_Direction_.
Go through the material below and copy all lines with "China".

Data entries
────────────────
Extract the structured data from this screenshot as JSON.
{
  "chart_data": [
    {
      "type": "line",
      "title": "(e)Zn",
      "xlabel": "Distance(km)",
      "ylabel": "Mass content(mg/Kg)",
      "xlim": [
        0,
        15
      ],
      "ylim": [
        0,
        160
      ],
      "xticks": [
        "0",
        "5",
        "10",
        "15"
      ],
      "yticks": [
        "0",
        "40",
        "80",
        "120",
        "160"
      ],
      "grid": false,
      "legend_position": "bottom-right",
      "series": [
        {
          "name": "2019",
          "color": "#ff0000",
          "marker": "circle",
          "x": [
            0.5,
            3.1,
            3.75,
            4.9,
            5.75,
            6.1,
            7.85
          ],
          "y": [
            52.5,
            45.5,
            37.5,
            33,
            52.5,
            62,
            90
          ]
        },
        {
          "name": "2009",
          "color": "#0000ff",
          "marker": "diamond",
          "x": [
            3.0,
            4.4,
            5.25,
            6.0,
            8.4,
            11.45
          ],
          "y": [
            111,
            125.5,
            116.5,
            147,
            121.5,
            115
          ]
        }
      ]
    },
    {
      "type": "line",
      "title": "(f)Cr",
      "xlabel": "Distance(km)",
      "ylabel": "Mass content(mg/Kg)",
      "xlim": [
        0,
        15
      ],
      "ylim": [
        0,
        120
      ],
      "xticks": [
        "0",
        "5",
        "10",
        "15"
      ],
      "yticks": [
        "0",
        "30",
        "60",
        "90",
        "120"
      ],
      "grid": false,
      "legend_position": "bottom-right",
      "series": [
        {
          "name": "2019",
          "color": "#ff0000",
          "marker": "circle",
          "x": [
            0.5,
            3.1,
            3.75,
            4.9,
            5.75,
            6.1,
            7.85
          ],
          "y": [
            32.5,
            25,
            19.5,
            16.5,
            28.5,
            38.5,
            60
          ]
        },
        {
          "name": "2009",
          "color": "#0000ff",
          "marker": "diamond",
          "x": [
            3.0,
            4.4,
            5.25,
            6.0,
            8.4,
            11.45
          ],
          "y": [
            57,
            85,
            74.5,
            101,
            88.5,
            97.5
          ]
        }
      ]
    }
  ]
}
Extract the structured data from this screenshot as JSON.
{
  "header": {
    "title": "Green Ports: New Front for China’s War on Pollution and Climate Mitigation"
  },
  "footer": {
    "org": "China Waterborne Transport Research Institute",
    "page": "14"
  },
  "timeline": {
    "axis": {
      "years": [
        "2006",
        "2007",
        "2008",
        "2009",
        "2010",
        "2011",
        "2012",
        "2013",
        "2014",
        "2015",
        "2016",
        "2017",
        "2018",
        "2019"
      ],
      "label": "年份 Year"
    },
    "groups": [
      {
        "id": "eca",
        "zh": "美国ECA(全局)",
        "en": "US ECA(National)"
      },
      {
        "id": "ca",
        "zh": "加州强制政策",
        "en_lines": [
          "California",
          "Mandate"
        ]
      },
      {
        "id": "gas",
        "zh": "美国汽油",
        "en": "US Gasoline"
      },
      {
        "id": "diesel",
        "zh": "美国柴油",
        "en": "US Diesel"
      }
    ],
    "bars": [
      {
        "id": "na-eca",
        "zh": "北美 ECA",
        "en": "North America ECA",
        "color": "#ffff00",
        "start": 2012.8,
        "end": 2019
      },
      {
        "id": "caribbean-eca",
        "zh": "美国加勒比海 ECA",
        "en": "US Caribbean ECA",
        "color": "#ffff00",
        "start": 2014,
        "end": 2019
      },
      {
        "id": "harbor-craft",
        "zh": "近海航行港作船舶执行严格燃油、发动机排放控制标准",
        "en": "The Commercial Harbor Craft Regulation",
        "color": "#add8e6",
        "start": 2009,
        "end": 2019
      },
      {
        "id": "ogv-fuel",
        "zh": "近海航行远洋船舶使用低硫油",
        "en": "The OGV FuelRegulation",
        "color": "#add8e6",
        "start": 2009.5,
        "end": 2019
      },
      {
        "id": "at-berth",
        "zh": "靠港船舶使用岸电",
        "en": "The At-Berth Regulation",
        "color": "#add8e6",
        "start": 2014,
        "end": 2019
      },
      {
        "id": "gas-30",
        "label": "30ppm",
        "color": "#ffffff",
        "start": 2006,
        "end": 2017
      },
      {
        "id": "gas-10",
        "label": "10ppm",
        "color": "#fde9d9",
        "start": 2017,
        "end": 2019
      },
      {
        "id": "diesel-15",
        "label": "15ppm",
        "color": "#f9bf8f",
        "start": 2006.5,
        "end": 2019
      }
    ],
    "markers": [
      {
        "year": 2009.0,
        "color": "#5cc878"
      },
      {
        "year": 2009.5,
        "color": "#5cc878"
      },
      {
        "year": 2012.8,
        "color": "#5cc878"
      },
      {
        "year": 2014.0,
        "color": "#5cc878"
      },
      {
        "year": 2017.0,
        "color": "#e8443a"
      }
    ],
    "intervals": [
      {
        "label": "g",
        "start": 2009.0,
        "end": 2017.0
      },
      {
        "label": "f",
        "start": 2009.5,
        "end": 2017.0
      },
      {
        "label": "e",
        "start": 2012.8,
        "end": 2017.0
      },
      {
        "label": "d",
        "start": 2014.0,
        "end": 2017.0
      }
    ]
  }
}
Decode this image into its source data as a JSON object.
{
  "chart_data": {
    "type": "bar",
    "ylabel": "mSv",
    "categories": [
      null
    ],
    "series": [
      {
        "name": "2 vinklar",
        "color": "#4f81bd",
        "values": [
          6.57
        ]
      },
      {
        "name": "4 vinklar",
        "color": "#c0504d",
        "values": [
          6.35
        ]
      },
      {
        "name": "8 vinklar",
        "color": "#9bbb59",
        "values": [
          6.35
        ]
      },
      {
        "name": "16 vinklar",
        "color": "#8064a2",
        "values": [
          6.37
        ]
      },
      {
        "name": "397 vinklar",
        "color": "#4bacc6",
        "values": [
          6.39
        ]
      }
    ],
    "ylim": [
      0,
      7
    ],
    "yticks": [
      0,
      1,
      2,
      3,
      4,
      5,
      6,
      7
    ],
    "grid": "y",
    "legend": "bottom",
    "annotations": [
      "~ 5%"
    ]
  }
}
────────────────
_Completed task_.
    "title": "Green Ports: New Front for China’s War on Pollution and Climate Mitigation"
    "org": "China Waterborne Transport Research Institute",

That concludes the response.